→ **JOB**: Lift out all lines below that contain "ylabel".

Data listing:
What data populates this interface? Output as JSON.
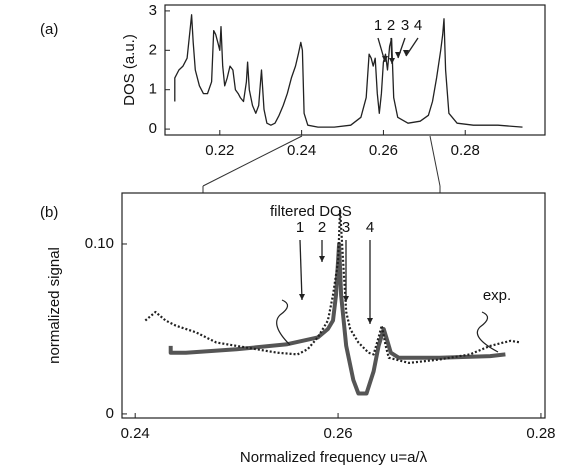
{
  "chart_data": [
    {
      "type": "line",
      "panel_label": "(a)",
      "ylabel": "DOS (a.u.)",
      "xlim": [
        0.2066,
        0.2995
      ],
      "xticks": [
        0.22,
        0.24,
        0.26,
        0.28
      ],
      "ylim": [
        -0.15,
        3.15
      ],
      "yticks": [
        0,
        1,
        2,
        3
      ],
      "annotations": [
        "1",
        "2",
        "3",
        "4"
      ],
      "series": [
        {
          "color": "#222222",
          "style": "solid",
          "x": [
            0.209,
            0.209,
            0.21,
            0.211,
            0.212,
            0.2128,
            0.2131,
            0.2135,
            0.214,
            0.215,
            0.216,
            0.217,
            0.218,
            0.2185,
            0.219,
            0.2195,
            0.22,
            0.2203,
            0.2207,
            0.2212,
            0.2218,
            0.2225,
            0.2232,
            0.2238,
            0.2245,
            0.225,
            0.2258,
            0.2265,
            0.2268,
            0.2272,
            0.228,
            0.2288,
            0.2295,
            0.2298,
            0.2302,
            0.2308,
            0.2315,
            0.2325,
            0.2335,
            0.2345,
            0.2355,
            0.2365,
            0.2375,
            0.2385,
            0.2392,
            0.2398,
            0.2402,
            0.2406,
            0.2415,
            0.244,
            0.248,
            0.252,
            0.2545,
            0.2558,
            0.2565,
            0.257,
            0.2575,
            0.258,
            0.2585,
            0.259,
            0.2595,
            0.26,
            0.2605,
            0.261,
            0.2615,
            0.262,
            0.2625,
            0.2635,
            0.266,
            0.269,
            0.271,
            0.272,
            0.273,
            0.274,
            0.2745,
            0.2748,
            0.2752,
            0.276,
            0.278,
            0.282,
            0.288,
            0.294
          ],
          "values": [
            0.7,
            1.3,
            1.5,
            1.6,
            1.8,
            2.6,
            2.9,
            2.2,
            1.5,
            1.1,
            0.9,
            0.9,
            1.2,
            2.5,
            2.4,
            2.2,
            2.0,
            2.6,
            1.6,
            1.1,
            1.3,
            1.6,
            1.5,
            1.0,
            0.9,
            0.8,
            0.7,
            1.2,
            1.7,
            1.0,
            0.6,
            0.4,
            0.6,
            1.0,
            1.5,
            0.5,
            0.15,
            0.1,
            0.15,
            0.35,
            0.6,
            0.9,
            1.3,
            1.6,
            1.9,
            2.2,
            2.0,
            0.4,
            0.1,
            0.05,
            0.05,
            0.1,
            0.3,
            0.8,
            1.9,
            1.8,
            1.6,
            1.8,
            0.9,
            0.4,
            0.9,
            1.7,
            1.9,
            1.5,
            2.1,
            2.3,
            0.8,
            0.3,
            0.15,
            0.2,
            0.35,
            0.7,
            1.3,
            2.0,
            2.4,
            2.8,
            1.5,
            0.4,
            0.15,
            0.1,
            0.1,
            0.05
          ]
        }
      ]
    },
    {
      "type": "line",
      "panel_label": "(b)",
      "ylabel": "normalized signal",
      "xlabel": "Normalized frequency u=a/λ",
      "xlim": [
        0.2387,
        0.2804
      ],
      "xticks": [
        0.24,
        0.26,
        0.28
      ],
      "ylim": [
        -0.0024,
        0.13
      ],
      "yticks": [
        0,
        {
          "value": 0.1,
          "label": "0.10"
        }
      ],
      "annotations": [
        "1",
        "2",
        "3",
        "4"
      ],
      "series": [
        {
          "name": "filtered DOS",
          "color": "#555555",
          "style": "solid",
          "x": [
            0.2435,
            0.2435,
            0.245,
            0.25,
            0.255,
            0.258,
            0.259,
            0.2595,
            0.2598,
            0.2601,
            0.2603,
            0.2608,
            0.2615,
            0.262,
            0.2628,
            0.2635,
            0.264,
            0.2645,
            0.2648,
            0.2652,
            0.266,
            0.27,
            0.275,
            0.2765
          ],
          "values": [
            0.04,
            0.036,
            0.036,
            0.038,
            0.041,
            0.045,
            0.05,
            0.055,
            0.07,
            0.1,
            0.07,
            0.04,
            0.02,
            0.012,
            0.012,
            0.025,
            0.04,
            0.05,
            0.044,
            0.036,
            0.033,
            0.033,
            0.034,
            0.035
          ]
        },
        {
          "name": "exp.",
          "color": "#222222",
          "style": "dotted",
          "x": [
            0.241,
            0.242,
            0.243,
            0.244,
            0.246,
            0.248,
            0.25,
            0.252,
            0.254,
            0.256,
            0.257,
            0.258,
            0.259,
            0.2595,
            0.26,
            0.2602,
            0.2605,
            0.2608,
            0.2612,
            0.262,
            0.263,
            0.2635,
            0.264,
            0.2643,
            0.2647,
            0.265,
            0.267,
            0.27,
            0.273,
            0.275,
            0.277,
            0.278
          ],
          "values": [
            0.055,
            0.06,
            0.055,
            0.052,
            0.048,
            0.042,
            0.04,
            0.038,
            0.036,
            0.035,
            0.038,
            0.045,
            0.055,
            0.07,
            0.09,
            0.12,
            0.09,
            0.06,
            0.05,
            0.042,
            0.036,
            0.035,
            0.045,
            0.052,
            0.04,
            0.033,
            0.03,
            0.032,
            0.035,
            0.04,
            0.043,
            0.042
          ]
        }
      ]
    }
  ]
}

→ **EXERCISE SOLUTION**:
      "ylabel": "DOS (a.u.)",
      "ylabel": "normalized signal",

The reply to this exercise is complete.